» Short problem:
Return the lines where the word "鼎山学堂实验班" occurs.

» Extracted material:
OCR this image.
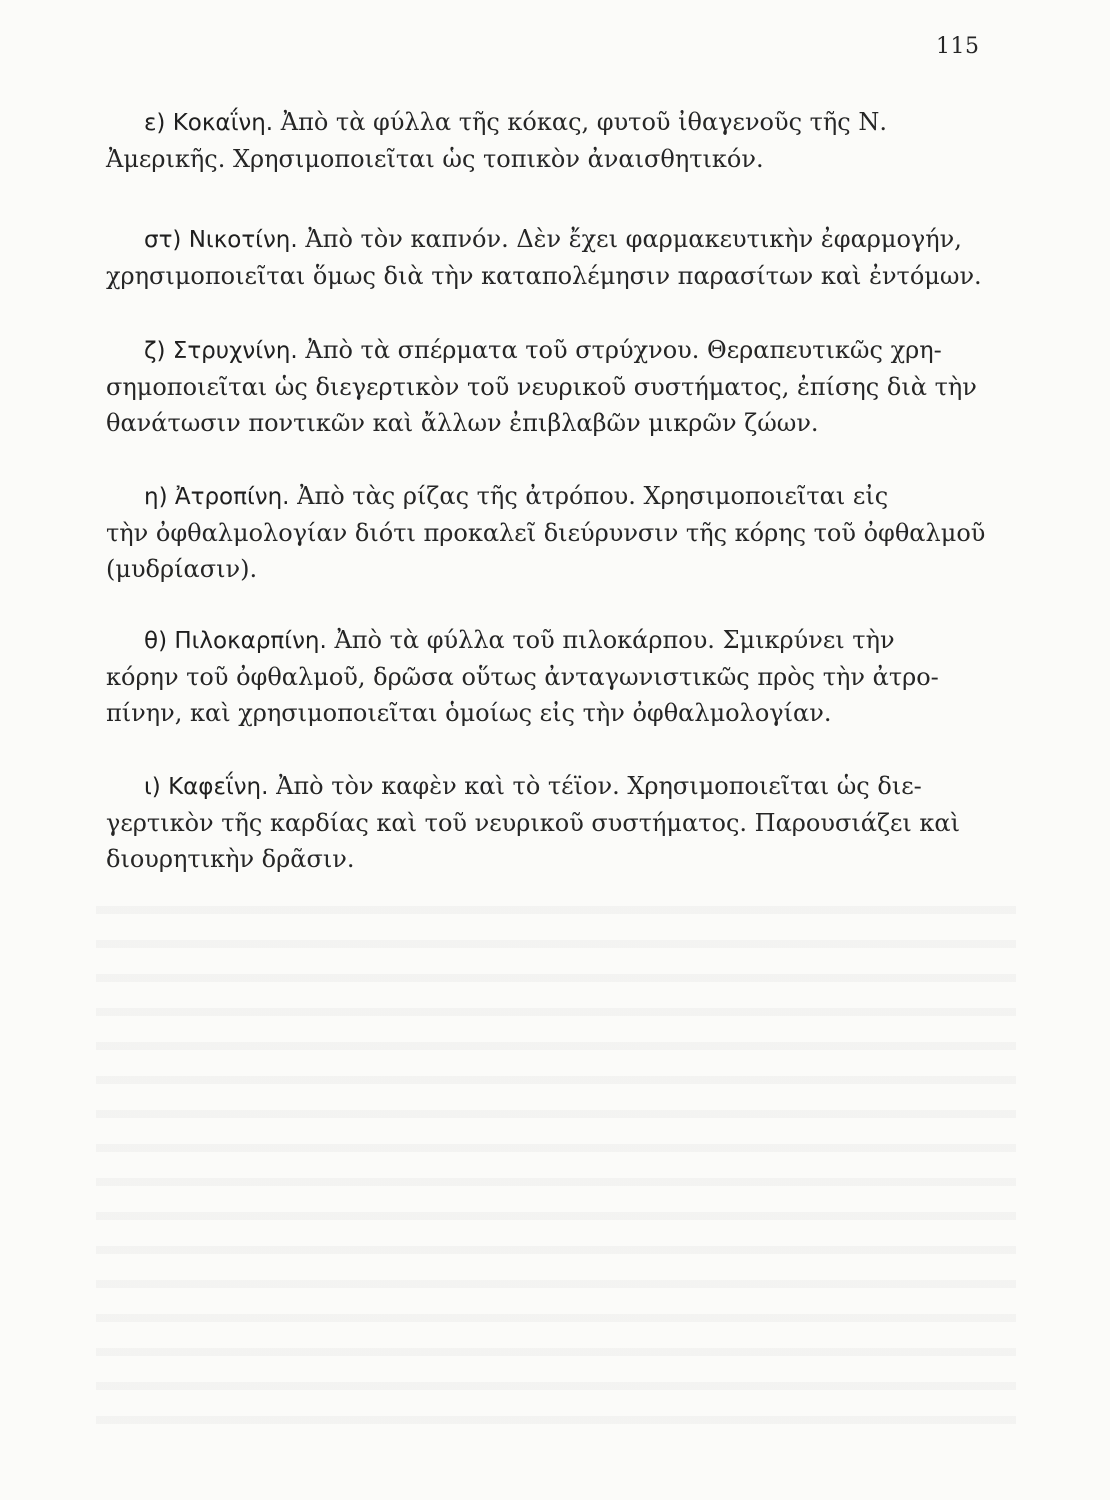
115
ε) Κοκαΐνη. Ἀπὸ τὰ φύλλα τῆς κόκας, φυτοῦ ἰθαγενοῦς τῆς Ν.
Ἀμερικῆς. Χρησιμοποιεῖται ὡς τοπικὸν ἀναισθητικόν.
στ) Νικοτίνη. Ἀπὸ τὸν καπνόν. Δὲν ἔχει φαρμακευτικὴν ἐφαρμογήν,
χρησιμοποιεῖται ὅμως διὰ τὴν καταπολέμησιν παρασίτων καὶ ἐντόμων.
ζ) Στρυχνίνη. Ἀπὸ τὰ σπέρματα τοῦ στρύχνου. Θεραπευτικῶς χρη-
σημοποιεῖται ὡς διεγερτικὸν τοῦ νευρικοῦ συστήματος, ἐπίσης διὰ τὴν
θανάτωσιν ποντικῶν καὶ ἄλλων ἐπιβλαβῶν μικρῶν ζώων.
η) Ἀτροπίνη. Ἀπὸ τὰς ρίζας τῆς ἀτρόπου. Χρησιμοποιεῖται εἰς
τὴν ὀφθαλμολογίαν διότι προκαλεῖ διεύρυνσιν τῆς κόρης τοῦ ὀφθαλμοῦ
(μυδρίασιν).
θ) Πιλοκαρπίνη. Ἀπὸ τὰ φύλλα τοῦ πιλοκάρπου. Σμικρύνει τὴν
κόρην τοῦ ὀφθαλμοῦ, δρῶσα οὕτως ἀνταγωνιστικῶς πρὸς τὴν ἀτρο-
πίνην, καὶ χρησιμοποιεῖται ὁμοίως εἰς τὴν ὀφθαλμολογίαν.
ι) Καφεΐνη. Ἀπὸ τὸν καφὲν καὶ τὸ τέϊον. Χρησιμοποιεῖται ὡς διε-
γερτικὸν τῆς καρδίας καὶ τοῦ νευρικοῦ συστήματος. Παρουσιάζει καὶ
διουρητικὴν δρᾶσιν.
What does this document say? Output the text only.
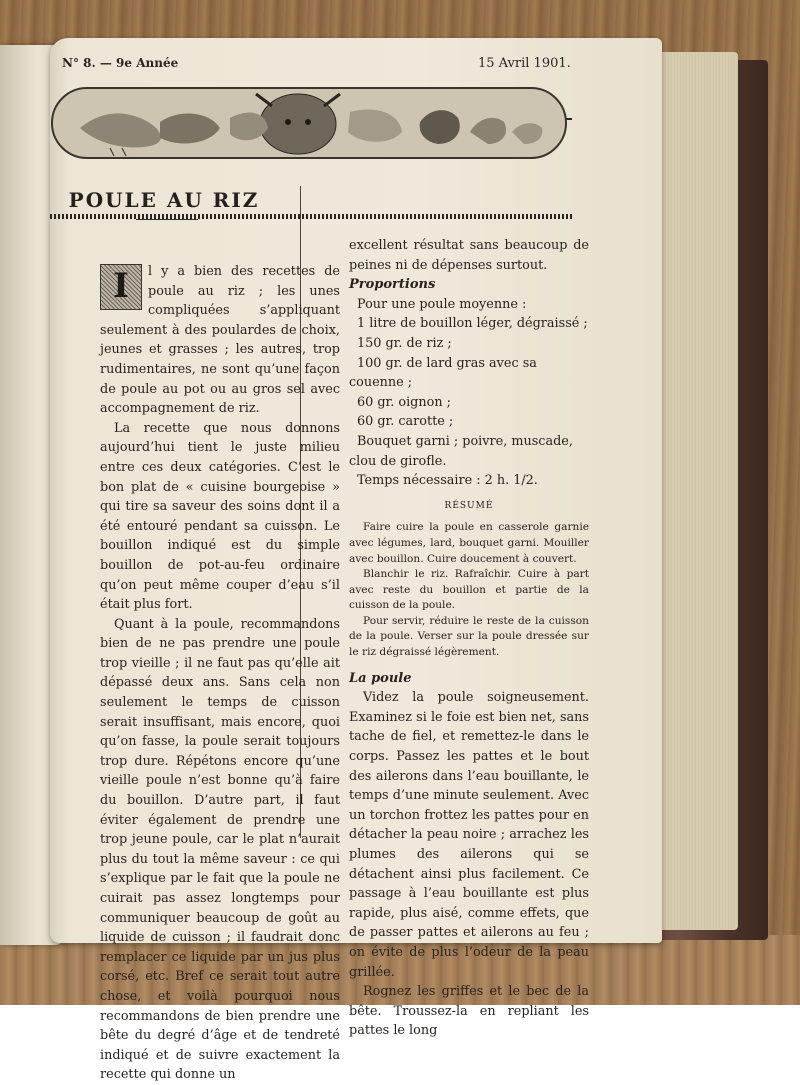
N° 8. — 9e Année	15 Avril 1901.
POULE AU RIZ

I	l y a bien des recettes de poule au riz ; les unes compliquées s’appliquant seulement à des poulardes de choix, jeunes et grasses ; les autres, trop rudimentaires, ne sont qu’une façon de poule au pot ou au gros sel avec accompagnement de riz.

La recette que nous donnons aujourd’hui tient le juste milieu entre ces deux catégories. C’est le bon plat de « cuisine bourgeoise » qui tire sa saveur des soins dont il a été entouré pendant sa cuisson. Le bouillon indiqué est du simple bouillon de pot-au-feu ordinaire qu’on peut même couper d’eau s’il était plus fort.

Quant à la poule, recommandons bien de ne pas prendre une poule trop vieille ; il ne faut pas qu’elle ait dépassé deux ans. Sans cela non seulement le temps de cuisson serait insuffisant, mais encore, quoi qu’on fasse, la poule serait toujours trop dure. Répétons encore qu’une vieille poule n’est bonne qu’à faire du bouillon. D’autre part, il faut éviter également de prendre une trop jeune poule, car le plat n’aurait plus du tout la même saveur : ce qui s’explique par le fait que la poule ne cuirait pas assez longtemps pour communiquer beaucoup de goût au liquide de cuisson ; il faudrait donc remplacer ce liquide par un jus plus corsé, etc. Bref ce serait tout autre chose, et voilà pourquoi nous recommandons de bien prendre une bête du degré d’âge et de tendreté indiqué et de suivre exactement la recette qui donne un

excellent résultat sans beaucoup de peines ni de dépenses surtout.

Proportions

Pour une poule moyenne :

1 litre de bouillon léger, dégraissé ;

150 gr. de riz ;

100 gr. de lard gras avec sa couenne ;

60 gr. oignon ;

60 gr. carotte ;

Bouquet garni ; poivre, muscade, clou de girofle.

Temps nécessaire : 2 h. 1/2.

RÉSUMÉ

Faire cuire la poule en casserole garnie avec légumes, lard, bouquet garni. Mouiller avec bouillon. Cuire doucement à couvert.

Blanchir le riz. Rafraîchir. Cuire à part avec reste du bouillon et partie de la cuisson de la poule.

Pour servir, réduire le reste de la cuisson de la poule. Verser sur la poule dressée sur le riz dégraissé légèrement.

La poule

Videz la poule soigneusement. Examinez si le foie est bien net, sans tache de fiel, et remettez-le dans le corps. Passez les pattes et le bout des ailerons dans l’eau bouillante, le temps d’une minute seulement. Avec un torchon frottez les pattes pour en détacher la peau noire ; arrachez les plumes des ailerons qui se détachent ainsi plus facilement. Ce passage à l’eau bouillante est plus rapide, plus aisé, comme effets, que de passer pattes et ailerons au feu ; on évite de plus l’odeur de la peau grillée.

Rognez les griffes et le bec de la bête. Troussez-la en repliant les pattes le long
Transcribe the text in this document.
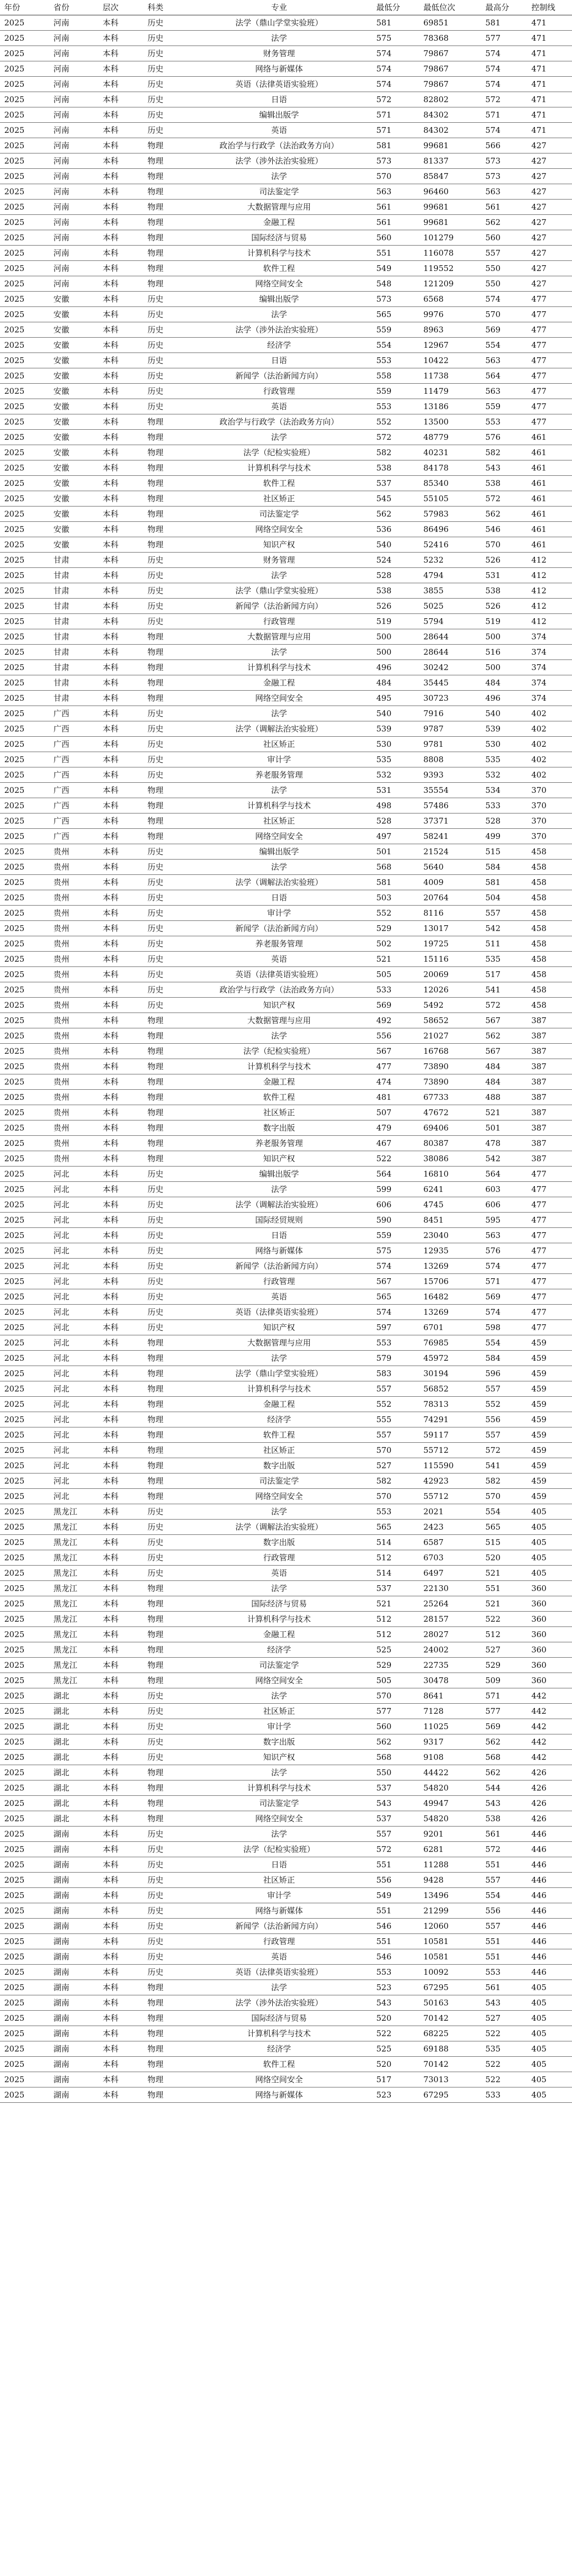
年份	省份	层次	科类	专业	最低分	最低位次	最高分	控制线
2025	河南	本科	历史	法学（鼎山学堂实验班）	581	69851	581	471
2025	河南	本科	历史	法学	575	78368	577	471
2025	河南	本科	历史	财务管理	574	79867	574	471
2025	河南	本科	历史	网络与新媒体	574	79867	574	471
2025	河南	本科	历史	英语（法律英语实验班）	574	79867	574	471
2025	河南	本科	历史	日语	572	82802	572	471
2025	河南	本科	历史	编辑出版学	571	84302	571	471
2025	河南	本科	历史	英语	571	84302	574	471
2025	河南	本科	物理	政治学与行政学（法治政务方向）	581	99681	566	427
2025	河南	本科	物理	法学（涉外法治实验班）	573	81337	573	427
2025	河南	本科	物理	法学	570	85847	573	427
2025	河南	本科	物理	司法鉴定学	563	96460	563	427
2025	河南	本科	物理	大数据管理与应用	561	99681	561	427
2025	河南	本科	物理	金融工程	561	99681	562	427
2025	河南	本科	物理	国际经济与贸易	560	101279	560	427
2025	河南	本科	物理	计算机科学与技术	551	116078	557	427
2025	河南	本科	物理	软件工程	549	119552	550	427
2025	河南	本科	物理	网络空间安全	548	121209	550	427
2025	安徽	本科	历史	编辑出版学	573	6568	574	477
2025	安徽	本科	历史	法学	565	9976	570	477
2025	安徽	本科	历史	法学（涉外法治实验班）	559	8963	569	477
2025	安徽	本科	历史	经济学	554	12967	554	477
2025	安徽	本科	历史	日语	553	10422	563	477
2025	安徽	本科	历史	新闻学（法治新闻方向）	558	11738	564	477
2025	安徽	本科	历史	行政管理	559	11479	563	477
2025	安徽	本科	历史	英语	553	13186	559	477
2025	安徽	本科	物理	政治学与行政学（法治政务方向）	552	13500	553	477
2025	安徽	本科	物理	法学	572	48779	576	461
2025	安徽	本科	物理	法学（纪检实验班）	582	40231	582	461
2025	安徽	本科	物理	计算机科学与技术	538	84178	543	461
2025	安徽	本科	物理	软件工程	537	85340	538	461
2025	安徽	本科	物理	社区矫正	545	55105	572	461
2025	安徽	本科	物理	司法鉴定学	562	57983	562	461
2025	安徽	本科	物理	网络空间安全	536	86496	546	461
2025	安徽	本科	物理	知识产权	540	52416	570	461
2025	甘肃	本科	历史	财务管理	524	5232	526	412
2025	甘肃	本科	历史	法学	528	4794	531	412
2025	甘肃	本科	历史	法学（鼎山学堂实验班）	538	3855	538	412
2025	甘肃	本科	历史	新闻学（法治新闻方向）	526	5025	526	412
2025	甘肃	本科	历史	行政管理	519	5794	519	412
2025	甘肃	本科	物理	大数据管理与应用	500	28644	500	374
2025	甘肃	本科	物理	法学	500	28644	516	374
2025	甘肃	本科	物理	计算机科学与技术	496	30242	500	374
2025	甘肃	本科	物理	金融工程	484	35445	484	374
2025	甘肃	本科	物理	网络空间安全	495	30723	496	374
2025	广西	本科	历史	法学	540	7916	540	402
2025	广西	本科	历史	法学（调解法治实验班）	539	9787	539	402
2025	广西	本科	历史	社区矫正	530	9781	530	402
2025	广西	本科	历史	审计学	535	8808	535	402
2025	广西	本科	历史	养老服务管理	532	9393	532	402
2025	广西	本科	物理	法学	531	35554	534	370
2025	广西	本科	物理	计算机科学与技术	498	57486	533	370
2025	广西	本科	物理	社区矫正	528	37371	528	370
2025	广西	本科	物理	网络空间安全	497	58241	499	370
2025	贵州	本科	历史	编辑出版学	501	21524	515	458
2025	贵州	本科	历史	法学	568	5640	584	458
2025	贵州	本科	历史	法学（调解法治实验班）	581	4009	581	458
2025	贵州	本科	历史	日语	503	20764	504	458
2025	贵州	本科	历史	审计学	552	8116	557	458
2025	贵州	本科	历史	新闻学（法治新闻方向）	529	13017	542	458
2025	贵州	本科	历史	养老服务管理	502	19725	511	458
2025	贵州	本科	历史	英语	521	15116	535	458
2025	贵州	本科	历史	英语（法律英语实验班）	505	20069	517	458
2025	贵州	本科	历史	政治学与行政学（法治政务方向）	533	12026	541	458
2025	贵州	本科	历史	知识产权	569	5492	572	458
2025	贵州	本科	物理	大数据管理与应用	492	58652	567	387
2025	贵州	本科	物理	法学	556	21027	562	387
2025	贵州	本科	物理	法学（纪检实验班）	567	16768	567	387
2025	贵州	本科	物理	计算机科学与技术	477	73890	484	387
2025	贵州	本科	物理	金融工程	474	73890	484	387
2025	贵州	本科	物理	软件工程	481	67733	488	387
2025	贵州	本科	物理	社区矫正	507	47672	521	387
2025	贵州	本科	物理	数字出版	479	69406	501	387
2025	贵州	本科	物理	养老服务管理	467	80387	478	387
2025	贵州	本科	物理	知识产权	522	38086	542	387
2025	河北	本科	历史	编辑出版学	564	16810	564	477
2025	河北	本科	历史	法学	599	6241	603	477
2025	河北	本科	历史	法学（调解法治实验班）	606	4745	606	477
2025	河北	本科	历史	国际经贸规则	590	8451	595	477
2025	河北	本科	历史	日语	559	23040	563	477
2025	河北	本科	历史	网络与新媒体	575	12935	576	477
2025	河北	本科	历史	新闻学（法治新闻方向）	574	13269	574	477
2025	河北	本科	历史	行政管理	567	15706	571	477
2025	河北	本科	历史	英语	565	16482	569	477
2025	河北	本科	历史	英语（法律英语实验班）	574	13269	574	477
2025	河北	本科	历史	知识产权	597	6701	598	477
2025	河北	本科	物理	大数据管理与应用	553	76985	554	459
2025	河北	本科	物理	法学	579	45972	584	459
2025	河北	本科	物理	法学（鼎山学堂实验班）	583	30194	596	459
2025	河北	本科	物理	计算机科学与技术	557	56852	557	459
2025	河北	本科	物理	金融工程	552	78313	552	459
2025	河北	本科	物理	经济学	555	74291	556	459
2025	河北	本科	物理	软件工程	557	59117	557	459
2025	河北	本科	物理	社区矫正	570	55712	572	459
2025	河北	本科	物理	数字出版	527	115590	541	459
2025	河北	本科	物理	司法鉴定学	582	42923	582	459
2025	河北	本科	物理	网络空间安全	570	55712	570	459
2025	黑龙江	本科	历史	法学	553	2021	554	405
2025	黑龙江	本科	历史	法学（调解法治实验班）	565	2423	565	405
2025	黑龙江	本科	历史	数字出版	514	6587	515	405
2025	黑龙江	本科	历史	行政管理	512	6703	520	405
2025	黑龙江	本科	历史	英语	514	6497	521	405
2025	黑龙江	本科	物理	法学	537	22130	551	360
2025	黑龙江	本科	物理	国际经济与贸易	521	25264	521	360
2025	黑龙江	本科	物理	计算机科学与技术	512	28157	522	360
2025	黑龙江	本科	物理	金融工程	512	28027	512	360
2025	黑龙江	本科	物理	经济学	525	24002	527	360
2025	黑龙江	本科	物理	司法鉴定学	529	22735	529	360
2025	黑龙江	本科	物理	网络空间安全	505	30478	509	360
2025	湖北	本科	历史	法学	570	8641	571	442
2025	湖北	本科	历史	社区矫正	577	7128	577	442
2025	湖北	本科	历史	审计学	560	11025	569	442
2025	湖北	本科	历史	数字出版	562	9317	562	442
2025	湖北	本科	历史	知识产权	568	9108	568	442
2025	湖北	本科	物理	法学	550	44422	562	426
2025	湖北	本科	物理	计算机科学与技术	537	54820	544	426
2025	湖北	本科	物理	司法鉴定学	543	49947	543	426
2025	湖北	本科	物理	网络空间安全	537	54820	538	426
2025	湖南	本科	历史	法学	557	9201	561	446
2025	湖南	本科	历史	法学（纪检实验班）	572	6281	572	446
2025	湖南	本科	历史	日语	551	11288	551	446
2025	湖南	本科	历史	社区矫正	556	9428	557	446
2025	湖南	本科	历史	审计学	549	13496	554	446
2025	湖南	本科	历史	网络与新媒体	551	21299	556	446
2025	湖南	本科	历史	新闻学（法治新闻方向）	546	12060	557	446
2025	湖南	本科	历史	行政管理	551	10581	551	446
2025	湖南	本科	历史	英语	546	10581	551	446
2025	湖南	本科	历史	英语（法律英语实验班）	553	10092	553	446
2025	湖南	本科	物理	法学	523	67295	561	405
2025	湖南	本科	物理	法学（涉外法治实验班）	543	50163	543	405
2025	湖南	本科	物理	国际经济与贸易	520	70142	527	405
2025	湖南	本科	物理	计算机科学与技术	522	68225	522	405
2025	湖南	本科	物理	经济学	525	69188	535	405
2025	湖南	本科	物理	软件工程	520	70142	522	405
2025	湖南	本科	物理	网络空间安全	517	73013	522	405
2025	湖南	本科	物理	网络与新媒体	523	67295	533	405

» Answer to this task:
2025	河南	本科	历史	法学（鼎山学堂实验班）	581	69851	581	471
2025	甘肃	本科	历史	法学（鼎山学堂实验班）	538	3855	538	412
2025	河北	本科	物理	法学（鼎山学堂实验班）	583	30194	596	459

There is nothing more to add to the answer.